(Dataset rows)
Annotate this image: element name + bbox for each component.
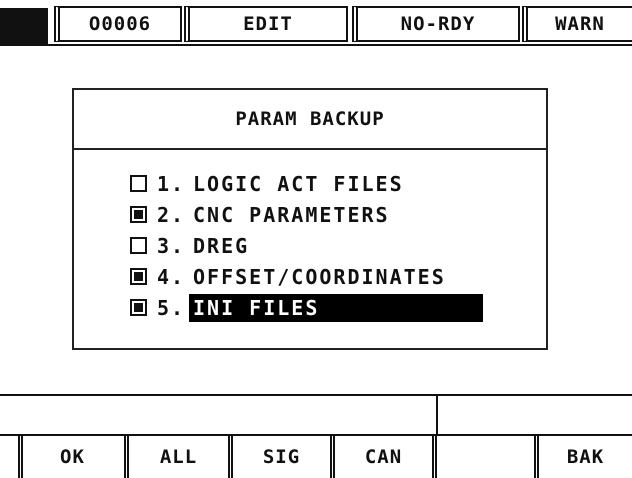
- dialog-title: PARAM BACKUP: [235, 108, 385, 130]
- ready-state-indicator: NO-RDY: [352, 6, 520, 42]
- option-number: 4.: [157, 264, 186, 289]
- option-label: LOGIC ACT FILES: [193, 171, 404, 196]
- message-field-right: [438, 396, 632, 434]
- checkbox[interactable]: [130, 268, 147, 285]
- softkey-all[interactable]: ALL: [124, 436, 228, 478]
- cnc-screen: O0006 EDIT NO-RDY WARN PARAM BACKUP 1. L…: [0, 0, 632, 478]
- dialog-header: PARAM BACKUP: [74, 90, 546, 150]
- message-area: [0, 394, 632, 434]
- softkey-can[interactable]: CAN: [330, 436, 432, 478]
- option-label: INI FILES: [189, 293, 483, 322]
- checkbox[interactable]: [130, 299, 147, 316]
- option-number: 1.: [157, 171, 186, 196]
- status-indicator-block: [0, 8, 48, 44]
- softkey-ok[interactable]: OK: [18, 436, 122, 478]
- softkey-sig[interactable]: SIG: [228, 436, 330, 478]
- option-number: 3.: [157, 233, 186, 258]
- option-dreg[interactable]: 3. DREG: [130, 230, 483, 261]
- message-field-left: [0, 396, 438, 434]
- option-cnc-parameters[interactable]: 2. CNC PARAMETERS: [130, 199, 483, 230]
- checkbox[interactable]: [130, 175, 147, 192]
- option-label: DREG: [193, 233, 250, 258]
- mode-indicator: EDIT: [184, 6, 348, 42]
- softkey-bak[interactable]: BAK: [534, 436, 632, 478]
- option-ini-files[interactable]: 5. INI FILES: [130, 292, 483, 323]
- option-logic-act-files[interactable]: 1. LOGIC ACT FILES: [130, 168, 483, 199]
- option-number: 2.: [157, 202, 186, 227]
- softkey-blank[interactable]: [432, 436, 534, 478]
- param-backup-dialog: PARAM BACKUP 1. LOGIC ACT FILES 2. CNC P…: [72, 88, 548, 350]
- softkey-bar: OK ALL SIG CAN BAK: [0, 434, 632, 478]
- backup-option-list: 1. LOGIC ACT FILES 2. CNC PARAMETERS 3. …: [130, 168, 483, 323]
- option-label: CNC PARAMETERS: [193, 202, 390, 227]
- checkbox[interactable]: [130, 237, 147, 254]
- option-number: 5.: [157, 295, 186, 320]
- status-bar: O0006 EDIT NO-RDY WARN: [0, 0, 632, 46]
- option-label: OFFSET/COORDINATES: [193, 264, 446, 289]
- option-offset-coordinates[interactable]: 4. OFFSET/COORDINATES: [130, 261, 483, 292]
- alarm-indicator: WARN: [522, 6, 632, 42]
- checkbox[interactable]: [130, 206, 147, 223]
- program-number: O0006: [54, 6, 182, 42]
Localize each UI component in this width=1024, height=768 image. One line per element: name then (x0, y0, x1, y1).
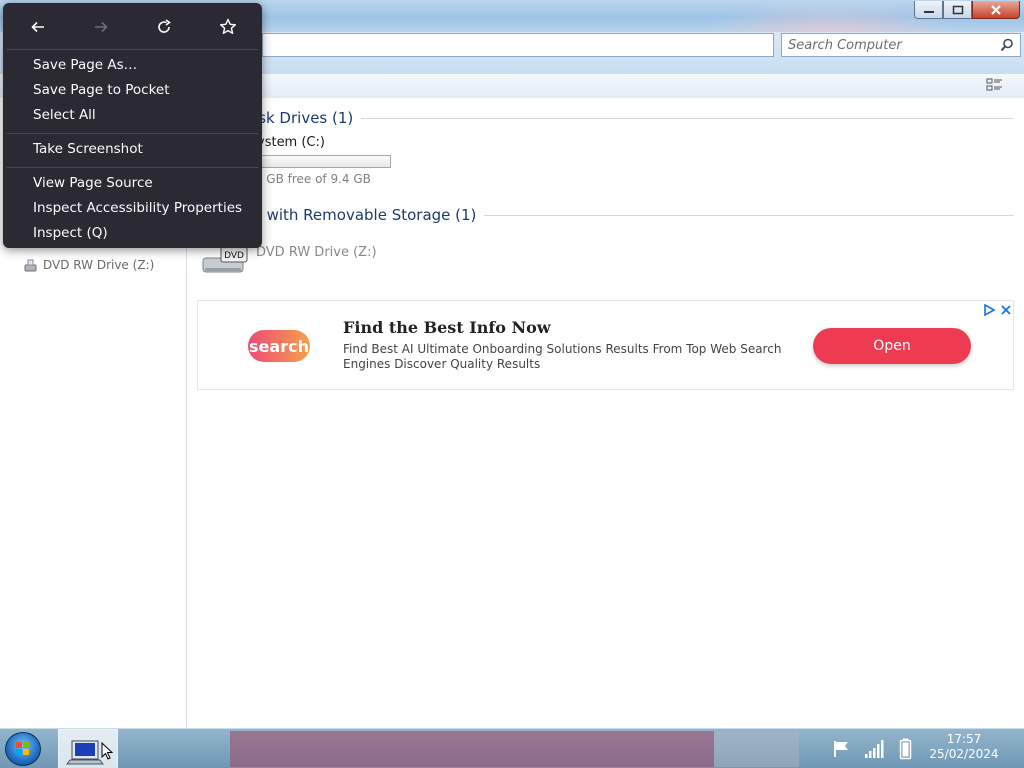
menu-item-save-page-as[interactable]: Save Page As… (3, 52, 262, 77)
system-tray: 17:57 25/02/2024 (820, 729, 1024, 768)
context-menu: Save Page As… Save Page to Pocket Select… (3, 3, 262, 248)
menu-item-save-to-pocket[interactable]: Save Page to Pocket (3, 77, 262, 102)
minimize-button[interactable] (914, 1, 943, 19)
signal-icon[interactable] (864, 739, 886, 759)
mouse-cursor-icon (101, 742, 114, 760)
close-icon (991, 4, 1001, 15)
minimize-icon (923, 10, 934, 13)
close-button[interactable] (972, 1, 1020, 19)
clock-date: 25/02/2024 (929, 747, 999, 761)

**Do this**
Please convert every line of the rows above into a Markdown table with the columns "No." and "Text", numbering the lines in order and skipping any blank ones. Leave the pictures out.

**Worked solution**
| No. | Text |
|---|---|
| 1 | Annotate this image: element name + bbox for each component. |
| 2 | - dialog-title: PARAM BACKUP: [235, 108, 385, 130] |
| 3 | - ready-state-indicator: NO-RDY: [352, 6, 520, 42] |
| 4 | - option-number: 4.: [157, 264, 186, 289] |
| 5 | - option-label: LOGIC ACT FILES: [193, 171, 404, 196] |
| 6 | - message-field-right: [438, 396, 632, 434] |
| 7 | - checkbox[interactable]: [130, 268, 147, 285] |
| 8 | - softkey-all[interactable]: ALL: [124, 436, 228, 478] |
| 9 | - cnc-screen: O0006 EDIT NO-RDY WARN PARAM BACKUP 1. L…: [0, 0, 632, 478] |
| 10 | - dialog-header: PARAM BACKUP: [74, 90, 546, 150] |
| 11 | - message-area: [0, 394, 632, 434] |
| 12 | - softkey-can[interactable]: CAN: [330, 436, 432, 478] |
| 13 | - option-label: INI FILES: [189, 293, 483, 322] |
| 14 | - checkbox[interactable]: [130, 299, 147, 316] |
| 15 | - option-number: 1.: [157, 171, 186, 196] |
| 16 | - status-indicator-block: [0, 8, 48, 44] |
| 17 | - softkey-ok[interactable]: OK: [18, 436, 122, 478] |
| 18 | - softkey-sig[interactable]: SIG: [228, 436, 330, 478] |
| 19 | - option-number: 3.: [157, 233, 186, 258] |
| 20 | - option-dreg[interactable]: 3. DREG: [130, 230, 483, 261] |
| 21 | - message-field-left: [0, 396, 438, 434] |
| 22 | - option-cnc-parameters[interactable]: 2. CNC PARAMETERS: [130, 199, 483, 230] |
| 23 | - checkbox[interactable]: [130, 175, 147, 192] |
| 24 | - option-label: DREG: [193, 233, 250, 258] |
| 25 | - mode-indicator: EDIT: [184, 6, 348, 42] |
| 26 | - softkey-bak[interactable]: BAK: [534, 436, 632, 478] |
| 27 | - option-ini-files[interactable]: 5. INI FILES: [130, 292, 483, 323] |
| 28 | - option-logic-act-files[interactable]: 1. LOGIC ACT FILES: [130, 168, 483, 199] |
| 29 | - option-number: 2.: [157, 202, 186, 227] |
| 30 | - softkey-blank[interactable]: [432, 436, 534, 478] |
| 31 | - param-backup-dialog: PARAM BACKUP 1. LOGIC ACT FILES 2. CNC P…: [72, 88, 548, 350] |
| 32 | - softkey-bar: OK ALL SIG CAN BAK: [0, 434, 632, 478] |
| 33 | - backup-option-list: 1. LOGIC ACT FILES 2. CNC PARAMETERS 3. …: [130, 168, 483, 323] |
| 34 | - option-label: CNC PARAMETERS: [193, 202, 390, 227] |
| 35 | - checkbox[interactable]: [130, 237, 147, 254] |
| 36 | - option-number: 5.: [157, 295, 186, 320] |
| 37 | - status-bar: O0006 EDIT NO-RDY WARN: [0, 0, 632, 46] |
| 38 | - option-label: OFFSET/COORDINATES: [193, 264, 446, 289] |
| 39 | - option-offset-coordinates[interactable]: 4. OFFSET/COORDINATES: [130, 261, 483, 292] |
| 40 | - alarm-indicator: WARN: [522, 6, 632, 42] |
| 41 | - checkbox[interactable]: [130, 206, 147, 223] |
| 42 | - program-number: O0006: [54, 6, 182, 42] |
| 43 | Localize each UI component in this width=1024, height=768 image. One line per element: name then (x0, y0, x1, y1). |
| 44 | menu-item-save-page-as[interactable]: Save Page As… (3, 52, 262, 77) |
| 45 | system-tray: 17:57 25/02/2024 (820, 729, 1024, 768) |
| 46 | context-menu: Save Page As… Save Page to Pocket Select… (3, 3, 262, 248) |
| 47 | menu-item-save-to-pocket[interactable]: Save Page to Pocket (3, 77, 262, 102) |
| 48 | minimize-button[interactable] (914, 1, 943, 19) |
| 49 | signal-icon[interactable] (864, 739, 886, 759) |
| 50 | mouse-cursor-icon (101, 742, 114, 760) |
| 51 | close-icon (991, 4, 1001, 15) |
| 52 | minimize-icon (923, 10, 934, 13) |
| 53 | close-button[interactable] (972, 1, 1020, 19) |
| 54 | clock-date: 25/02/2024 (929, 747, 999, 761) |